▶ **Goal**
Pick out each line of the records that includes the string "CHKN", and copy it.

▶ **Records provided**

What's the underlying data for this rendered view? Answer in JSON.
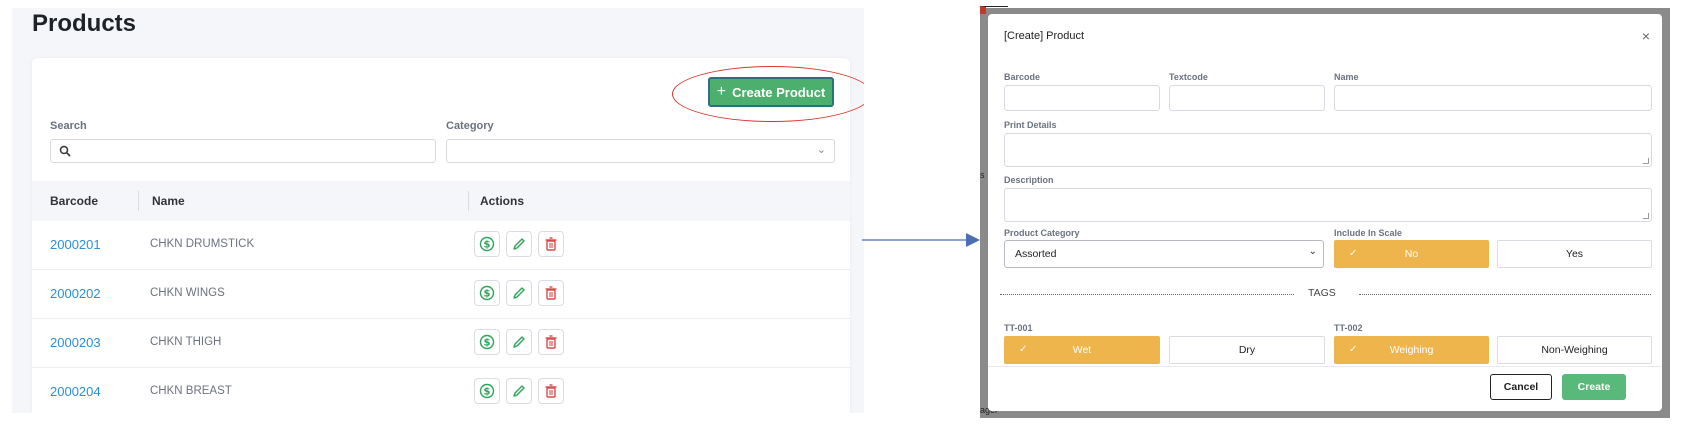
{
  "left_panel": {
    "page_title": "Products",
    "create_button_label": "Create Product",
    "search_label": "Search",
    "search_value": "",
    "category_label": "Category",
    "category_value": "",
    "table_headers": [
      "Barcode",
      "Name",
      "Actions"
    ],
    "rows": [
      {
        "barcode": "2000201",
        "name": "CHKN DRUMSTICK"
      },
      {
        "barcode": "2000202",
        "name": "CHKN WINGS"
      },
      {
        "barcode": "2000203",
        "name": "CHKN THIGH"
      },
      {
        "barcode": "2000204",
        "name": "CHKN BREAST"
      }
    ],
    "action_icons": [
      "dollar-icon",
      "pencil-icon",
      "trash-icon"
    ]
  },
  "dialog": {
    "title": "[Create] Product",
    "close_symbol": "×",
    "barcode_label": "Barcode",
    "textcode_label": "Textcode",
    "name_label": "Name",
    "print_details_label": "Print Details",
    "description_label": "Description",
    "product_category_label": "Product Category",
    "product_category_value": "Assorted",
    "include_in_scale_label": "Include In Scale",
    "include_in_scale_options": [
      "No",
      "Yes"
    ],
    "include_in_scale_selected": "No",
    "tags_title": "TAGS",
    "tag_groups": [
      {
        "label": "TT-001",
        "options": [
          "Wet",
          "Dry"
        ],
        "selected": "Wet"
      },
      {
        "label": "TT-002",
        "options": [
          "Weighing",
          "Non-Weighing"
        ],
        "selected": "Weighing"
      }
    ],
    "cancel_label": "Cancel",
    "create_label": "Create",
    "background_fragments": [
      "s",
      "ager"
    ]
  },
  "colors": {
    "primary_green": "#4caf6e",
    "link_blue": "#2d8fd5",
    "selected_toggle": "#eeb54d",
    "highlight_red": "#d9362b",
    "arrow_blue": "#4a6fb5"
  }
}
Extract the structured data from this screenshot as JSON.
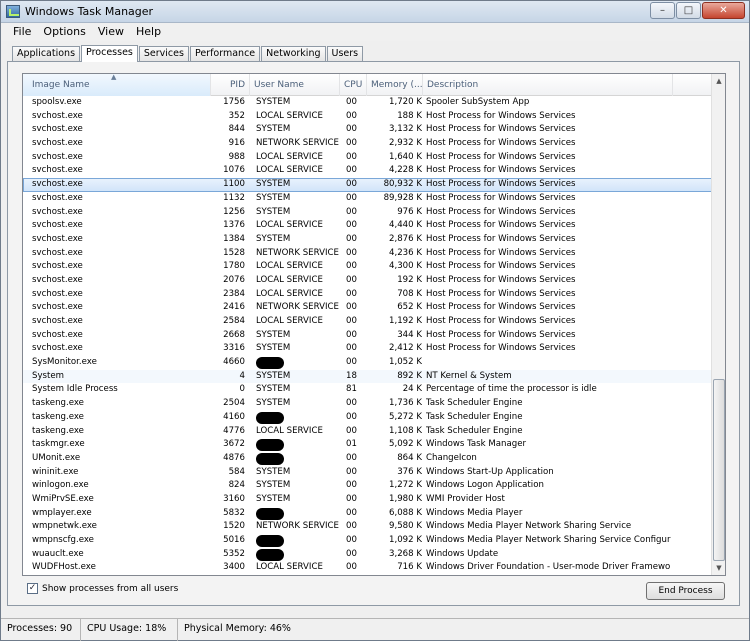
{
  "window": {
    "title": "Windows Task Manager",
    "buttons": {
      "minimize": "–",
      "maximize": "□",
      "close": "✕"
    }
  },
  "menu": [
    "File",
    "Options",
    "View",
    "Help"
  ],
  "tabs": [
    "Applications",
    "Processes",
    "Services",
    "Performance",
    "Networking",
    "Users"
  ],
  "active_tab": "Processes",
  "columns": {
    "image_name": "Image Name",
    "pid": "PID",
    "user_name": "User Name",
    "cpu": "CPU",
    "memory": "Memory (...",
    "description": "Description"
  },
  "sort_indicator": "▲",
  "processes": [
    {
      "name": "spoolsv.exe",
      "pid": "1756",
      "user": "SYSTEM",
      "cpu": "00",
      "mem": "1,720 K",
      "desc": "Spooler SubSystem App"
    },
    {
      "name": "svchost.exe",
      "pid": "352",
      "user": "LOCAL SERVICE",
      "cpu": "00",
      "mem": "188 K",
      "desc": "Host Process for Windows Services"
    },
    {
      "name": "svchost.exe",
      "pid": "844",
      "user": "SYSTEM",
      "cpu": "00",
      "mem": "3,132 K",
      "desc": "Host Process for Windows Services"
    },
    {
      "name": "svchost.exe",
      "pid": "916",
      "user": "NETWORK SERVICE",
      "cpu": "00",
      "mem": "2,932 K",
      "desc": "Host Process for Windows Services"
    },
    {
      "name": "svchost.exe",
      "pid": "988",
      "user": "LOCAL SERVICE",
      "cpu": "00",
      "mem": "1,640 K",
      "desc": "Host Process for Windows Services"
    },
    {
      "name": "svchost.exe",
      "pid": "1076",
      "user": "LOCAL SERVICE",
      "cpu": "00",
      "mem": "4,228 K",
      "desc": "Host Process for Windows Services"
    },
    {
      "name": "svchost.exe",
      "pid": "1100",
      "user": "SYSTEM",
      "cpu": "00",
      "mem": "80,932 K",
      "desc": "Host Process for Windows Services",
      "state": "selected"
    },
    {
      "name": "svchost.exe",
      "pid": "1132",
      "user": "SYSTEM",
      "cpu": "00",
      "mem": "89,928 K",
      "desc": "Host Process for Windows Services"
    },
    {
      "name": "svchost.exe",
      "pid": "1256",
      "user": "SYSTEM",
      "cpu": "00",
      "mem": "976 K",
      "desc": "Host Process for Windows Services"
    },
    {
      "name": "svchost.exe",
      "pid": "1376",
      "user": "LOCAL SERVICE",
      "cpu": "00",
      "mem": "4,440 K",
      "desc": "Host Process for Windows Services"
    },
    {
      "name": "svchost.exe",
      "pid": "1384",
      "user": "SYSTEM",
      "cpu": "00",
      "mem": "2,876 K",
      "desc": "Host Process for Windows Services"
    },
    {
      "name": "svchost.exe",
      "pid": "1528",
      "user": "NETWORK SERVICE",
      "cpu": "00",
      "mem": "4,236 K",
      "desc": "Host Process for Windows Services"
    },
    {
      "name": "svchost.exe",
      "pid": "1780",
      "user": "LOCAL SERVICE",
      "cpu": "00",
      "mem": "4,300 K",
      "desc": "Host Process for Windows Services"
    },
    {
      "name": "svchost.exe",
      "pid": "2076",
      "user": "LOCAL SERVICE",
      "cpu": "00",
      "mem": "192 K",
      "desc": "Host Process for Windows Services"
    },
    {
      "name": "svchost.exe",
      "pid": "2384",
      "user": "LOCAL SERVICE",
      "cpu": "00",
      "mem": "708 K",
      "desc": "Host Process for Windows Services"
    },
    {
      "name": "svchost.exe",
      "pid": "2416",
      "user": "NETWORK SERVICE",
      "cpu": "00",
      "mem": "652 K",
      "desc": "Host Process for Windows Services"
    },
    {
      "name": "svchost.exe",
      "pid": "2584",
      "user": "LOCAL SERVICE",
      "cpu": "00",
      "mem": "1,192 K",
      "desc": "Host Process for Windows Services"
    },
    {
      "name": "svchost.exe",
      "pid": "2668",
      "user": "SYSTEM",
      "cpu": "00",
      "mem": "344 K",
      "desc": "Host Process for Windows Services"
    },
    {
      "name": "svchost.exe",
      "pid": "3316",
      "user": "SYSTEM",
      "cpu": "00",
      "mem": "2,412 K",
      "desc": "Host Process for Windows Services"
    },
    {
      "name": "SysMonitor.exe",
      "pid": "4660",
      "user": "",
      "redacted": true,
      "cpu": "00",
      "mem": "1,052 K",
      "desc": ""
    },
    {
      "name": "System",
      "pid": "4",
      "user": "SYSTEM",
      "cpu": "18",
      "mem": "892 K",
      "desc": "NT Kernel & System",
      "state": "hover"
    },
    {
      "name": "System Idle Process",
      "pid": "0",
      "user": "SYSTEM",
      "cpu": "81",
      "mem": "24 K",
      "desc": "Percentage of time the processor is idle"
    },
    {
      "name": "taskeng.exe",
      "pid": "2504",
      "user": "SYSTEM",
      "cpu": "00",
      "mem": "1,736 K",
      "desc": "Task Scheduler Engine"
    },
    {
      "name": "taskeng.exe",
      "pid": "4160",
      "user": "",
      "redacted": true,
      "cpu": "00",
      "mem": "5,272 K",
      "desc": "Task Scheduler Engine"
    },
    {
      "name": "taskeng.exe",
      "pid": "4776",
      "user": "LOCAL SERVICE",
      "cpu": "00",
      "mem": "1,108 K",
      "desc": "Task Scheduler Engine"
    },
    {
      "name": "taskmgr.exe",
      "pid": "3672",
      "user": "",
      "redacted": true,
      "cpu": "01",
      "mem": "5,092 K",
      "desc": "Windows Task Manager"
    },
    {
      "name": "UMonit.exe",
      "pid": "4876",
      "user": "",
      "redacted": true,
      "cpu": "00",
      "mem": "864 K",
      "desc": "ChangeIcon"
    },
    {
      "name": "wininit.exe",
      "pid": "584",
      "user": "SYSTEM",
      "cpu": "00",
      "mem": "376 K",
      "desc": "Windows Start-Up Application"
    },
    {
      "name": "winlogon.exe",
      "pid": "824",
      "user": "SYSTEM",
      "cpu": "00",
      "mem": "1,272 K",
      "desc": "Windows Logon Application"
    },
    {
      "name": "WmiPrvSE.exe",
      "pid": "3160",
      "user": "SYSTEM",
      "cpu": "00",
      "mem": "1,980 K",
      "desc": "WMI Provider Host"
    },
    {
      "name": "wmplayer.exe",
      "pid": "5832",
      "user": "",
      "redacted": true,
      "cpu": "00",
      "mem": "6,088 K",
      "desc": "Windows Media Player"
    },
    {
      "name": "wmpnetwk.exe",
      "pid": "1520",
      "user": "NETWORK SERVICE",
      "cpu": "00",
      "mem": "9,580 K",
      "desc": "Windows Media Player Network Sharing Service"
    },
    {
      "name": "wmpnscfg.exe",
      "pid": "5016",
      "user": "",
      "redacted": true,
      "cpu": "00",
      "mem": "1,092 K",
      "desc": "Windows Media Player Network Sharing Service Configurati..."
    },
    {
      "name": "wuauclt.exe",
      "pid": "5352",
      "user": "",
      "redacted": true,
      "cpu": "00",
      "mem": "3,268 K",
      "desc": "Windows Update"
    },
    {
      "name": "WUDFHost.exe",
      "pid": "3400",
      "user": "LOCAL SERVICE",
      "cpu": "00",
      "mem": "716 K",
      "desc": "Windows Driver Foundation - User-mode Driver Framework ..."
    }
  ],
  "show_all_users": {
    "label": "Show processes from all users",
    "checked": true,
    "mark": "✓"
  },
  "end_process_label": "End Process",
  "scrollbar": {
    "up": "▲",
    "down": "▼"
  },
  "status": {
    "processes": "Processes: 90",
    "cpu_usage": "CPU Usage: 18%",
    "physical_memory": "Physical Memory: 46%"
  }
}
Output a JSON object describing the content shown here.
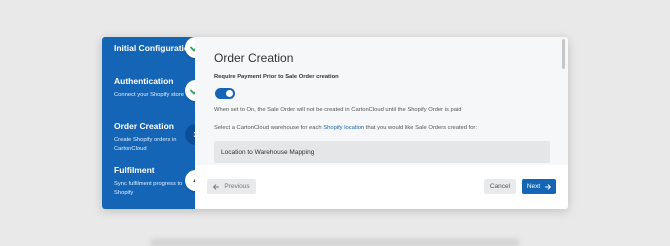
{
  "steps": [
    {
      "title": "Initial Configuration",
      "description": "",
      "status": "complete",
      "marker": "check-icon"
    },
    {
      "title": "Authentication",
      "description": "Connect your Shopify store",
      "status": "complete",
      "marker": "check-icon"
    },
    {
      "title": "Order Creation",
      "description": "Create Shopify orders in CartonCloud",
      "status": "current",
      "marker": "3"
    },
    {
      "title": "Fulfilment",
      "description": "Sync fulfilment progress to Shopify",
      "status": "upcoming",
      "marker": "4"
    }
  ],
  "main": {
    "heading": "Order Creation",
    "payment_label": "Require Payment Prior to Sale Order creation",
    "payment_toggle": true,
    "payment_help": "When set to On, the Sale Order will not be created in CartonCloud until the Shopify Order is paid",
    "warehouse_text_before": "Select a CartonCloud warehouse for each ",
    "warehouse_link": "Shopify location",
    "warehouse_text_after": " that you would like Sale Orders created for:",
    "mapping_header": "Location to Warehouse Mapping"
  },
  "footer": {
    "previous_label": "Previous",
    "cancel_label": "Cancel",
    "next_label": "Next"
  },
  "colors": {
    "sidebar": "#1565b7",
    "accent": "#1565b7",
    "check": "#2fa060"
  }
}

▶ **Solution to this task**
        "name": "CHKN DRUMSTICK"
        "name": "CHKN WINGS"
        "name": "CHKN THIGH"
        "name": "CHKN BREAST"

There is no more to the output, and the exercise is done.